◆ **OBJECTIVE**:
Transcribe all the entries word for word, but omit the images.

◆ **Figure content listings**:
┄┄┄┄┄┄┄┄┄┄┄┄┄┄┄┄┄┄┄┄
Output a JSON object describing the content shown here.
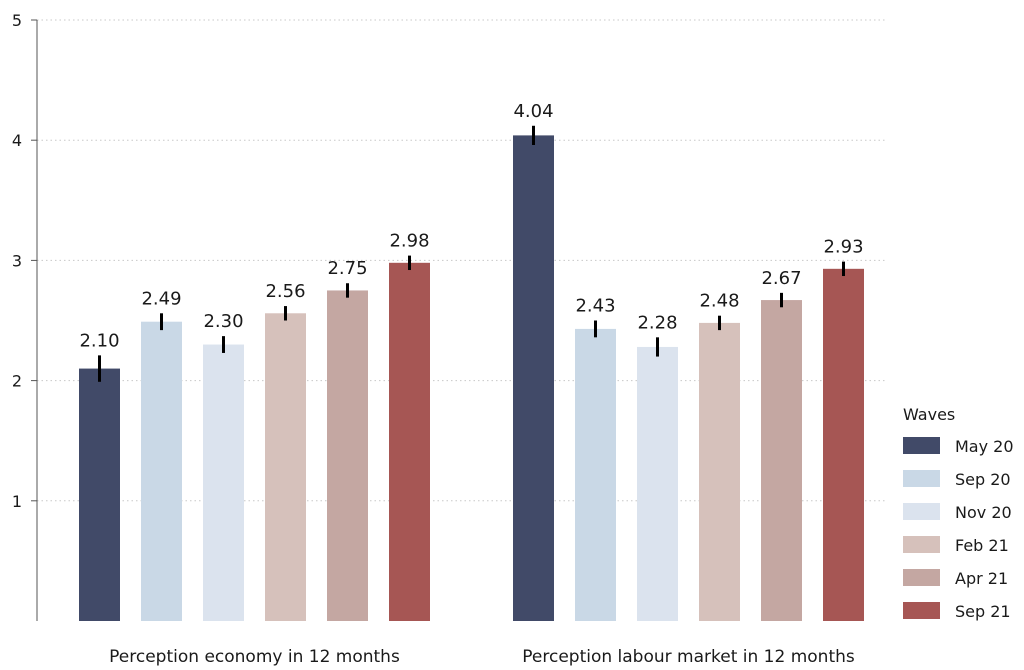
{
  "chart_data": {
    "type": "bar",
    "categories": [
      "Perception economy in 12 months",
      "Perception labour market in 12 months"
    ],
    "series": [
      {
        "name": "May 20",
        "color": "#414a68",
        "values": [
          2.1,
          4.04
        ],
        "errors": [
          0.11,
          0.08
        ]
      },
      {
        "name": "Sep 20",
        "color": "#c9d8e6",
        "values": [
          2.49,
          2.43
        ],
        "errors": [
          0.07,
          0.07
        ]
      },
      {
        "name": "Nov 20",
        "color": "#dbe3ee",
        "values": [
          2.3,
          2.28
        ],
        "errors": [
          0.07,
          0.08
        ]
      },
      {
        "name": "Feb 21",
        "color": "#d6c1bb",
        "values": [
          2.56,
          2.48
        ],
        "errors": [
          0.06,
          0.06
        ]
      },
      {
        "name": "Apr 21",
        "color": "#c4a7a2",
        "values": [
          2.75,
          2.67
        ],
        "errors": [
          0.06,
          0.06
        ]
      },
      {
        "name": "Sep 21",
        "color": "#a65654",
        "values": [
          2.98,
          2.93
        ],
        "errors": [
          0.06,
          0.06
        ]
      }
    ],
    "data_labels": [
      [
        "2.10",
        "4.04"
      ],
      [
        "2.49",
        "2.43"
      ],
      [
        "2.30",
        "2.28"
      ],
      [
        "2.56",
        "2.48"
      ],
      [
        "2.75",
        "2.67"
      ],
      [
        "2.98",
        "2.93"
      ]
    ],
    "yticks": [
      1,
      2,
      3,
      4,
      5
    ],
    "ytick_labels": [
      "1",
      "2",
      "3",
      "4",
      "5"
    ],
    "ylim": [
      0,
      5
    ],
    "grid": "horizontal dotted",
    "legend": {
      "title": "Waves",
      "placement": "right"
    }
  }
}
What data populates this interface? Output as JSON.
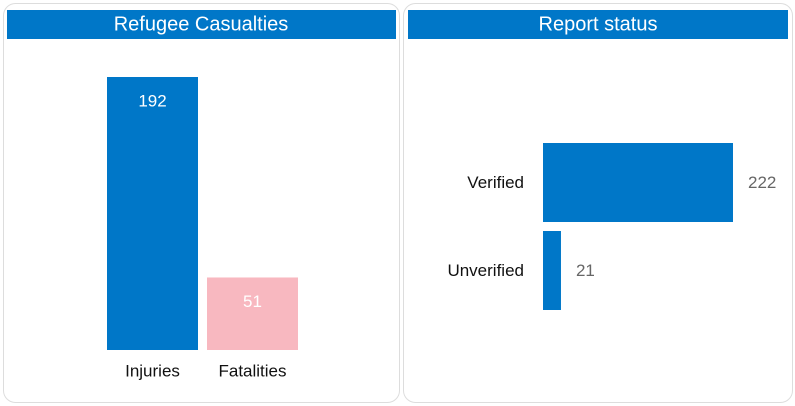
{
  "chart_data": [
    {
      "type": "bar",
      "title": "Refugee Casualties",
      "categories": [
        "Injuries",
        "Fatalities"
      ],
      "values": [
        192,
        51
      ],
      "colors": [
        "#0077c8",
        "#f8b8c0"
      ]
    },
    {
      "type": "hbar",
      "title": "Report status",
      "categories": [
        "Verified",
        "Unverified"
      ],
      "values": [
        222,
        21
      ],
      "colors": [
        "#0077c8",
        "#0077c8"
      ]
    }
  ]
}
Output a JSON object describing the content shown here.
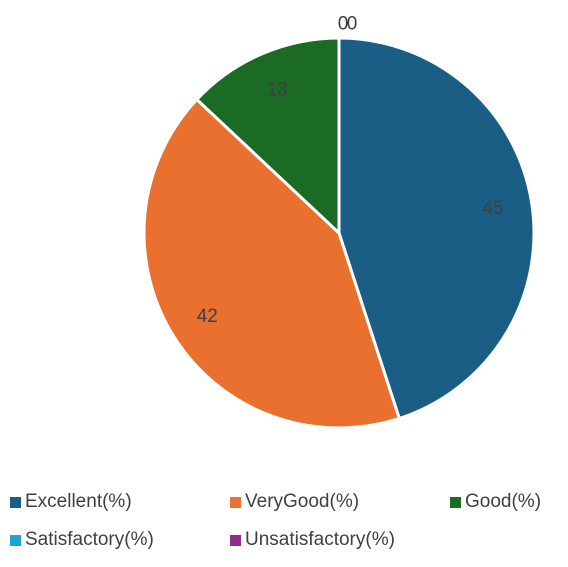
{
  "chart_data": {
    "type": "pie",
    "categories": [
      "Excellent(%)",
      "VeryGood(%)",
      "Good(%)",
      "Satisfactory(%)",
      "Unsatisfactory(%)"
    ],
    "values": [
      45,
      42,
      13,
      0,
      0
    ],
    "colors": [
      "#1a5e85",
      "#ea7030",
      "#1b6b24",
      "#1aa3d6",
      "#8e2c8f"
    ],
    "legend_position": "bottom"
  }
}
┄┄┄┄┄┄┄┄┄┄┄┄┄┄┄┄┄┄┄┄
◆ **TASK ANSWER**:
Output a JSON object describing the content shown here.
{
  "chart_data": {
    "type": "bar",
    "categories": [
      "Perception economy in 12 months",
      "Perception labour market in 12 months"
    ],
    "series": [
      {
        "name": "May 20",
        "color": "#414a68",
        "values": [
          2.1,
          4.04
        ],
        "errors": [
          0.11,
          0.08
        ]
      },
      {
        "name": "Sep 20",
        "color": "#c9d8e6",
        "values": [
          2.49,
          2.43
        ],
        "errors": [
          0.07,
          0.07
        ]
      },
      {
        "name": "Nov 20",
        "color": "#dbe3ee",
        "values": [
          2.3,
          2.28
        ],
        "errors": [
          0.07,
          0.08
        ]
      },
      {
        "name": "Feb 21",
        "color": "#d6c1bb",
        "values": [
          2.56,
          2.48
        ],
        "errors": [
          0.06,
          0.06
        ]
      },
      {
        "name": "Apr 21",
        "color": "#c4a7a2",
        "values": [
          2.75,
          2.67
        ],
        "errors": [
          0.06,
          0.06
        ]
      },
      {
        "name": "Sep 21",
        "color": "#a65654",
        "values": [
          2.98,
          2.93
        ],
        "errors": [
          0.06,
          0.06
        ]
      }
    ],
    "data_labels": [
      [
        "2.10",
        "4.04"
      ],
      [
        "2.49",
        "2.43"
      ],
      [
        "2.30",
        "2.28"
      ],
      [
        "2.56",
        "2.48"
      ],
      [
        "2.75",
        "2.67"
      ],
      [
        "2.98",
        "2.93"
      ]
    ],
    "yticks": [
      1,
      2,
      3,
      4,
      5
    ],
    "ytick_labels": [
      "1",
      "2",
      "3",
      "4",
      "5"
    ],
    "ylim": [
      0,
      5
    ],
    "grid": "horizontal dotted",
    "legend": {
      "title": "Waves",
      "placement": "right"
    }
  }
}
What data populates this interface? Output as JSON.
{
  "chart_data": [
    {
      "type": "bar",
      "title": "Refugee Casualties",
      "categories": [
        "Injuries",
        "Fatalities"
      ],
      "values": [
        192,
        51
      ],
      "colors": [
        "#0077c8",
        "#f8b8c0"
      ]
    },
    {
      "type": "hbar",
      "title": "Report status",
      "categories": [
        "Verified",
        "Unverified"
      ],
      "values": [
        222,
        21
      ],
      "colors": [
        "#0077c8",
        "#0077c8"
      ]
    }
  ]
}
Output a JSON object describing the content shown here.
{
  "chart_data": {
    "type": "pie",
    "categories": [
      "Excellent(%)",
      "VeryGood(%)",
      "Good(%)",
      "Satisfactory(%)",
      "Unsatisfactory(%)"
    ],
    "values": [
      45,
      42,
      13,
      0,
      0
    ],
    "colors": [
      "#1a5e85",
      "#ea7030",
      "#1b6b24",
      "#1aa3d6",
      "#8e2c8f"
    ],
    "legend_position": "bottom"
  }
}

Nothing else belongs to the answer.